GIVEN PROBLEM = The records below must be output exactly, without pictures.

ITEMS =
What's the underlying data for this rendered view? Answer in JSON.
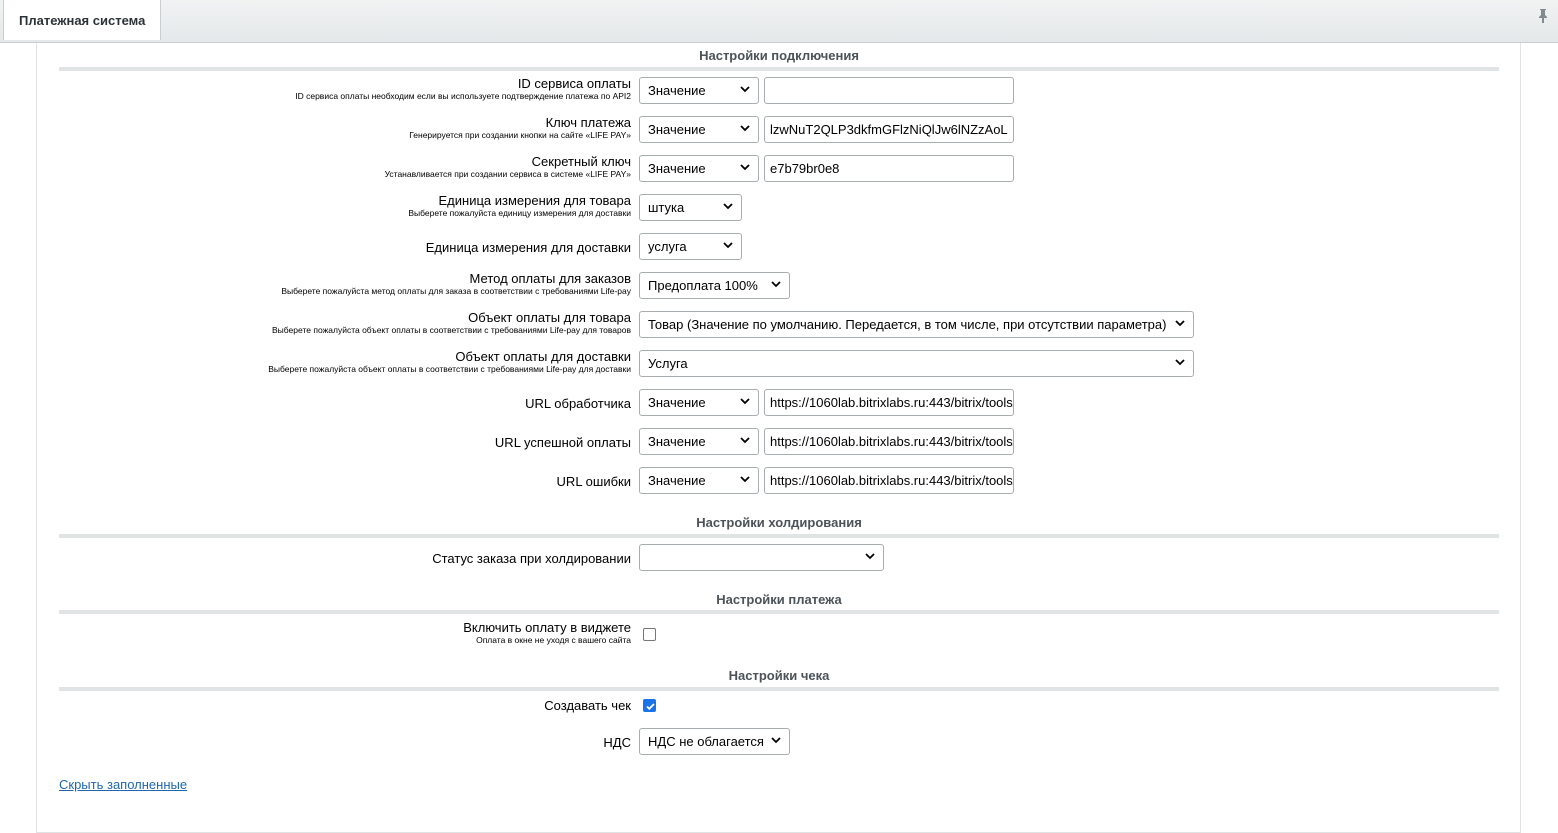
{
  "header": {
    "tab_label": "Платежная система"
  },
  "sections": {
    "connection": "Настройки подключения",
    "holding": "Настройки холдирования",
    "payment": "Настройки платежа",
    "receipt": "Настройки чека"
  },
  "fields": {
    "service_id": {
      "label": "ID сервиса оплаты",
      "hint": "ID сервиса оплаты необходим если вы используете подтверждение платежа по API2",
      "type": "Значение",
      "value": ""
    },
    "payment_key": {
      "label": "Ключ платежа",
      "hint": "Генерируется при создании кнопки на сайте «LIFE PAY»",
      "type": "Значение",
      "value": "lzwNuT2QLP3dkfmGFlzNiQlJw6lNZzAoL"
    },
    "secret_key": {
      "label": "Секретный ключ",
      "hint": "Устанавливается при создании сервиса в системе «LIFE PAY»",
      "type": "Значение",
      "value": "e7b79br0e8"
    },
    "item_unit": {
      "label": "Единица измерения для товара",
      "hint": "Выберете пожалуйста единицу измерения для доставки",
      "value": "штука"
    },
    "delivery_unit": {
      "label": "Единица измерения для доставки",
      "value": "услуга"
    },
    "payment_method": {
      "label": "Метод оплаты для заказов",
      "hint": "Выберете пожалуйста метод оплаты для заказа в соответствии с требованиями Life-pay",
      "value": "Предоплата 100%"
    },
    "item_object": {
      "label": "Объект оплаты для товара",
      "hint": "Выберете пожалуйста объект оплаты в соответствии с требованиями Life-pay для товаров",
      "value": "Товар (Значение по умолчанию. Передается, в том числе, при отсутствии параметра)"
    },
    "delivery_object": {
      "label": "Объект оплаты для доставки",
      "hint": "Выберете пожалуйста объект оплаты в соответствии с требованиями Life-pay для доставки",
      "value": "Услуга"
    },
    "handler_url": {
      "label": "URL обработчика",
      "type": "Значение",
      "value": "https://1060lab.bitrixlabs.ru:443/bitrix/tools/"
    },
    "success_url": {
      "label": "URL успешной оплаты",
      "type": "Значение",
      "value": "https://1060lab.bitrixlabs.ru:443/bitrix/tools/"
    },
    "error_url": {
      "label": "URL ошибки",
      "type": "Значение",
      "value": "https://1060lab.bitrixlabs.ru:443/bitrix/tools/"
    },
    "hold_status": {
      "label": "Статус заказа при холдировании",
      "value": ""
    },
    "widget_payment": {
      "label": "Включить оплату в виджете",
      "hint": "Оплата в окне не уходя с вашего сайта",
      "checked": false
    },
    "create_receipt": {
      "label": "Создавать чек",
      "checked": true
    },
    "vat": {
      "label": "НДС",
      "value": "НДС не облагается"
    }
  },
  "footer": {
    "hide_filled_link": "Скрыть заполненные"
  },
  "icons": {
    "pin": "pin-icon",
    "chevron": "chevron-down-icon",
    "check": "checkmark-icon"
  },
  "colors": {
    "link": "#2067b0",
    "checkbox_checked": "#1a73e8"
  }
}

TASK RESULT =
What's the underlying data for this rendered view? Answer in JSON.
{
  "header": {
    "tab_label": "Платежная система"
  },
  "sections": {
    "connection": "Настройки подключения",
    "holding": "Настройки холдирования",
    "payment": "Настройки платежа",
    "receipt": "Настройки чека"
  },
  "fields": {
    "service_id": {
      "label": "ID сервиса оплаты",
      "hint": "ID сервиса оплаты необходим если вы используете подтверждение платежа по API2",
      "type": "Значение",
      "value": ""
    },
    "payment_key": {
      "label": "Ключ платежа",
      "hint": "Генерируется при создании кнопки на сайте «LIFE PAY»",
      "type": "Значение",
      "value": "lzwNuT2QLP3dkfmGFlzNiQlJw6lNZzAoL"
    },
    "secret_key": {
      "label": "Секретный ключ",
      "hint": "Устанавливается при создании сервиса в системе «LIFE PAY»",
      "type": "Значение",
      "value": "e7b79br0e8"
    },
    "item_unit": {
      "label": "Единица измерения для товара",
      "hint": "Выберете пожалуйста единицу измерения для доставки",
      "value": "штука"
    },
    "delivery_unit": {
      "label": "Единица измерения для доставки",
      "value": "услуга"
    },
    "payment_method": {
      "label": "Метод оплаты для заказов",
      "hint": "Выберете пожалуйста метод оплаты для заказа в соответствии с требованиями Life-pay",
      "value": "Предоплата 100%"
    },
    "item_object": {
      "label": "Объект оплаты для товара",
      "hint": "Выберете пожалуйста объект оплаты в соответствии с требованиями Life-pay для товаров",
      "value": "Товар (Значение по умолчанию. Передается, в том числе, при отсутствии параметра)"
    },
    "delivery_object": {
      "label": "Объект оплаты для доставки",
      "hint": "Выберете пожалуйста объект оплаты в соответствии с требованиями Life-pay для доставки",
      "value": "Услуга"
    },
    "handler_url": {
      "label": "URL обработчика",
      "type": "Значение",
      "value": "https://1060lab.bitrixlabs.ru:443/bitrix/tools/"
    },
    "success_url": {
      "label": "URL успешной оплаты",
      "type": "Значение",
      "value": "https://1060lab.bitrixlabs.ru:443/bitrix/tools/"
    },
    "error_url": {
      "label": "URL ошибки",
      "type": "Значение",
      "value": "https://1060lab.bitrixlabs.ru:443/bitrix/tools/"
    },
    "hold_status": {
      "label": "Статус заказа при холдировании",
      "value": ""
    },
    "widget_payment": {
      "label": "Включить оплату в виджете",
      "hint": "Оплата в окне не уходя с вашего сайта",
      "checked": false
    },
    "create_receipt": {
      "label": "Создавать чек",
      "checked": true
    },
    "vat": {
      "label": "НДС",
      "value": "НДС не облагается"
    }
  },
  "footer": {
    "hide_filled_link": "Скрыть заполненные"
  },
  "icons": {
    "pin": "pin-icon",
    "chevron": "chevron-down-icon",
    "check": "checkmark-icon"
  },
  "colors": {
    "link": "#2067b0",
    "checkbox_checked": "#1a73e8"
  }
}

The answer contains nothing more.